• WHAT YOU NEED TO DO: Reproduce every line of the items below without any change.

--- START INFORMATION SUPPLIED ---

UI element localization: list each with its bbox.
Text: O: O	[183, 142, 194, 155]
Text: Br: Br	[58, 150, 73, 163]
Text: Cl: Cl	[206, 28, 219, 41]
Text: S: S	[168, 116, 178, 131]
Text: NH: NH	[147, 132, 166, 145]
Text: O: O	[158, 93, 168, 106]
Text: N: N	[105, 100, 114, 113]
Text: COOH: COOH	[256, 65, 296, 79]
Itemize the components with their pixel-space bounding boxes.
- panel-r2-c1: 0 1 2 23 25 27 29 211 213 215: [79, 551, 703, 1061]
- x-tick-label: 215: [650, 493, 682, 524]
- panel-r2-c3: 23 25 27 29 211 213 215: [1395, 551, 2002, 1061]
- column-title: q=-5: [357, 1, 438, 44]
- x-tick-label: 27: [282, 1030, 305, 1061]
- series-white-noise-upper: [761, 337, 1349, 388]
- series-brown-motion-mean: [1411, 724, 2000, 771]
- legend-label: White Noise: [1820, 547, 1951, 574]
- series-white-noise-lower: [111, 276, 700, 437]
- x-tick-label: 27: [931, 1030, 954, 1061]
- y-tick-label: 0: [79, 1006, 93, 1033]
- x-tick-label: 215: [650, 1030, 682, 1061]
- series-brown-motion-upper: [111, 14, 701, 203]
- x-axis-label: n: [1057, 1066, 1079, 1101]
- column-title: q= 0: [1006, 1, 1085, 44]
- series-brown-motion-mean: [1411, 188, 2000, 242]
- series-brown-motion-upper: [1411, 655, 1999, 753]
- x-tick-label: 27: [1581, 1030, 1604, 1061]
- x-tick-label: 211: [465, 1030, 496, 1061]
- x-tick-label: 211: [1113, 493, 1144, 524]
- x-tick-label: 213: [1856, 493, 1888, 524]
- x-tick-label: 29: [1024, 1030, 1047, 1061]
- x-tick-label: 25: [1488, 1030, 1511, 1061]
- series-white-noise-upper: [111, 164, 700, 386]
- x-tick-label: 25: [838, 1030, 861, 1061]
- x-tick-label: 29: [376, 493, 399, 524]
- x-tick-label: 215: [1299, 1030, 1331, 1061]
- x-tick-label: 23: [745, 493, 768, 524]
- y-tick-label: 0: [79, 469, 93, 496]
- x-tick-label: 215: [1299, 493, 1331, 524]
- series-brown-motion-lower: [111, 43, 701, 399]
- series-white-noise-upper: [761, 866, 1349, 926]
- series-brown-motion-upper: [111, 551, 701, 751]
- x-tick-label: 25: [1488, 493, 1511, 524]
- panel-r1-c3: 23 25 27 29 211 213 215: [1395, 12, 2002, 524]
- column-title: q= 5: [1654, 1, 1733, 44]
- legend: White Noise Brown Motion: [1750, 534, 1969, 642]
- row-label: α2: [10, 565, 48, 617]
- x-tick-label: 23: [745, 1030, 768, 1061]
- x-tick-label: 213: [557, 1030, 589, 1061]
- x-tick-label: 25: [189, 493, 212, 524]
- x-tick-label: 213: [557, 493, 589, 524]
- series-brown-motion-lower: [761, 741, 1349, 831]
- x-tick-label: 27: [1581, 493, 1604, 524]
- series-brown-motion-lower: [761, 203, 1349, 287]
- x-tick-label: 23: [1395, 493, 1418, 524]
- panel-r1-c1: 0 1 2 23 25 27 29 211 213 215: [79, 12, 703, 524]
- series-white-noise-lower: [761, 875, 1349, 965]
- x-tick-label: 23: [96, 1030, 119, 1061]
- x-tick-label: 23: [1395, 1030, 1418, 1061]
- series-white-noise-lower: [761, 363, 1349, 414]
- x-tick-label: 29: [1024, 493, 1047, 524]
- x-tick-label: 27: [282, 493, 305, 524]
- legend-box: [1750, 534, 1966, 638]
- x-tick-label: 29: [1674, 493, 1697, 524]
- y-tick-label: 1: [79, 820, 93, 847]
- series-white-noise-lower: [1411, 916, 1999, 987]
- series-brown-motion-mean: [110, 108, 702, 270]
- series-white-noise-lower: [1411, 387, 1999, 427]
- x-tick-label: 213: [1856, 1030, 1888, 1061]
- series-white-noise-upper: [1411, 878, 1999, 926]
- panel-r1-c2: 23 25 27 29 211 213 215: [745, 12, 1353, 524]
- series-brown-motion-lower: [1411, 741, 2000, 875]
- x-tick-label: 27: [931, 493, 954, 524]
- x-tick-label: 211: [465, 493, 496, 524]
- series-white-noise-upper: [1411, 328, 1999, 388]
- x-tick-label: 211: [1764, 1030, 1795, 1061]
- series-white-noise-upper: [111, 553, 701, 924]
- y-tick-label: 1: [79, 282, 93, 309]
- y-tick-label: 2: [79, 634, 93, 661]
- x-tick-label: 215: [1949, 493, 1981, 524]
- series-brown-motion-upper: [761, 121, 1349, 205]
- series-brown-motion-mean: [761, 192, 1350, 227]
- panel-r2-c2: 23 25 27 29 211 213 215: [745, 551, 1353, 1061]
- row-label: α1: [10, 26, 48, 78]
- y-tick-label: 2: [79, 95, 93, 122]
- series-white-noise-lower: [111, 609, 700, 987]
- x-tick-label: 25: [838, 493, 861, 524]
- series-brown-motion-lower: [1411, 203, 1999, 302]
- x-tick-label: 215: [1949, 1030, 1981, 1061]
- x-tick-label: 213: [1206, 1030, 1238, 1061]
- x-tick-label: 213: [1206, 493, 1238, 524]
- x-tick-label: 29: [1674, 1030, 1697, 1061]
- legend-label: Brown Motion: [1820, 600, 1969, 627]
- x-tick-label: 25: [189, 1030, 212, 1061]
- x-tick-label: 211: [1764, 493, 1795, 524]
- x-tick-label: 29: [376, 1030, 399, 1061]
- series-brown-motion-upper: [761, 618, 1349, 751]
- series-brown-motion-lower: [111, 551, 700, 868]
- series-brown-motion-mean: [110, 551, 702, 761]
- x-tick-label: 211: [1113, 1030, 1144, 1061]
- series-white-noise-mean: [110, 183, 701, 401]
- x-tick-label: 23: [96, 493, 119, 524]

--- END INFORMATION SUPPLIED ---

• RESPONSE FOR THIS EXERCISE:
UI element localization: list each with its bbox.
Text: O: O	[183, 142, 194, 155]
Text: Br: Br	[58, 150, 73, 163]
Text: Cl: Cl	[206, 28, 219, 41]
Text: S: S	[168, 116, 178, 131]
Text: NH: NH	[147, 132, 166, 145]
Text: O: O	[158, 93, 168, 106]
Text: N: N	[105, 100, 114, 113]
Text: COOH: COOH	[256, 65, 296, 79]
Itemize the components with their pixel-space bounding boxes.
- panel-r2-c1: 0 1 2 23 25 27 29 211 213 215: [79, 551, 703, 1061]
- x-tick-label: 215: [650, 493, 682, 524]
- panel-r2-c3: 23 25 27 29 211 213 215: [1395, 551, 2002, 1061]
- column-title: q=-5: [357, 1, 438, 44]
- x-tick-label: 27: [282, 1030, 305, 1061]
- series-white-noise-upper: [761, 337, 1349, 388]
- series-brown-motion-mean: [1411, 724, 2000, 771]
- legend-label: White Noise: [1820, 547, 1951, 574]
- series-white-noise-lower: [111, 276, 700, 437]
- x-tick-label: 27: [931, 1030, 954, 1061]
- y-tick-label: 0: [79, 1006, 93, 1033]
- x-tick-label: 215: [650, 1030, 682, 1061]
- series-brown-motion-upper: [111, 14, 701, 203]
- x-axis-label: n: [1057, 1066, 1079, 1101]
- column-title: q= 0: [1006, 1, 1085, 44]
- series-brown-motion-mean: [1411, 188, 2000, 242]
- series-brown-motion-upper: [1411, 655, 1999, 753]
- x-tick-label: 27: [1581, 1030, 1604, 1061]
- x-tick-label: 211: [465, 1030, 496, 1061]
- x-tick-label: 211: [1113, 493, 1144, 524]
- x-tick-label: 213: [1856, 493, 1888, 524]
- x-tick-label: 29: [1024, 1030, 1047, 1061]
- x-tick-label: 25: [1488, 1030, 1511, 1061]
- series-white-noise-upper: [111, 164, 700, 386]
- x-tick-label: 25: [838, 1030, 861, 1061]
- x-tick-label: 29: [376, 493, 399, 524]
- x-tick-label: 215: [1299, 1030, 1331, 1061]
- x-tick-label: 23: [745, 493, 768, 524]
- y-tick-label: 0: [79, 469, 93, 496]
- x-tick-label: 215: [1299, 493, 1331, 524]
- series-brown-motion-lower: [111, 43, 701, 399]
- series-white-noise-upper: [761, 866, 1349, 926]
- series-brown-motion-upper: [111, 551, 701, 751]
- x-tick-label: 25: [1488, 493, 1511, 524]
- panel-r1-c3: 23 25 27 29 211 213 215: [1395, 12, 2002, 524]
- column-title: q= 5: [1654, 1, 1733, 44]
- legend: White Noise Brown Motion: [1750, 534, 1969, 642]
- row-label: α2: [10, 565, 48, 617]
- x-tick-label: 23: [745, 1030, 768, 1061]
- x-tick-label: 213: [557, 1030, 589, 1061]
- x-tick-label: 25: [189, 493, 212, 524]
- x-tick-label: 213: [557, 493, 589, 524]
- series-brown-motion-lower: [761, 741, 1349, 831]
- x-tick-label: 27: [1581, 493, 1604, 524]
- series-brown-motion-lower: [761, 203, 1349, 287]
- x-tick-label: 23: [1395, 493, 1418, 524]
- panel-r1-c1: 0 1 2 23 25 27 29 211 213 215: [79, 12, 703, 524]
- series-white-noise-lower: [761, 875, 1349, 965]
- x-tick-label: 23: [96, 1030, 119, 1061]
- x-tick-label: 23: [1395, 1030, 1418, 1061]
- series-white-noise-lower: [761, 363, 1349, 414]
- x-tick-label: 29: [1024, 493, 1047, 524]
- x-tick-label: 27: [282, 493, 305, 524]
- legend-box: [1750, 534, 1966, 638]
- x-tick-label: 29: [1674, 493, 1697, 524]
- y-tick-label: 1: [79, 820, 93, 847]
- series-white-noise-lower: [1411, 916, 1999, 987]
- series-brown-motion-mean: [110, 108, 702, 270]
- series-white-noise-lower: [1411, 387, 1999, 427]
- x-tick-label: 213: [1856, 1030, 1888, 1061]
- series-white-noise-upper: [1411, 878, 1999, 926]
- panel-r1-c2: 23 25 27 29 211 213 215: [745, 12, 1353, 524]
- series-brown-motion-lower: [1411, 741, 2000, 875]
- x-tick-label: 27: [931, 493, 954, 524]
- x-tick-label: 211: [465, 493, 496, 524]
- series-white-noise-upper: [1411, 328, 1999, 388]
- x-tick-label: 211: [1764, 1030, 1795, 1061]
- series-white-noise-upper: [111, 553, 701, 924]
- y-tick-label: 1: [79, 282, 93, 309]
- y-tick-label: 2: [79, 634, 93, 661]
- x-tick-label: 215: [1949, 493, 1981, 524]
- series-brown-motion-upper: [761, 121, 1349, 205]
- series-brown-motion-mean: [761, 192, 1350, 227]
- panel-r2-c2: 23 25 27 29 211 213 215: [745, 551, 1353, 1061]
- row-label: α1: [10, 26, 48, 78]
- y-tick-label: 2: [79, 95, 93, 122]
- series-white-noise-lower: [111, 609, 700, 987]
- x-tick-label: 25: [838, 493, 861, 524]
- series-brown-motion-lower: [1411, 203, 1999, 302]
- x-tick-label: 215: [1949, 1030, 1981, 1061]
- x-tick-label: 213: [1206, 1030, 1238, 1061]
- x-tick-label: 213: [1206, 493, 1238, 524]
- x-tick-label: 29: [1674, 1030, 1697, 1061]
- legend-label: Brown Motion: [1820, 600, 1969, 627]
- x-tick-label: 25: [189, 1030, 212, 1061]
- x-tick-label: 211: [1764, 493, 1795, 524]
- x-tick-label: 29: [376, 1030, 399, 1061]
- series-brown-motion-upper: [761, 618, 1349, 751]
- series-brown-motion-lower: [111, 551, 700, 868]
- series-brown-motion-mean: [110, 551, 702, 761]
- x-tick-label: 211: [1113, 1030, 1144, 1061]
- series-white-noise-mean: [110, 183, 701, 401]
- x-tick-label: 23: [96, 493, 119, 524]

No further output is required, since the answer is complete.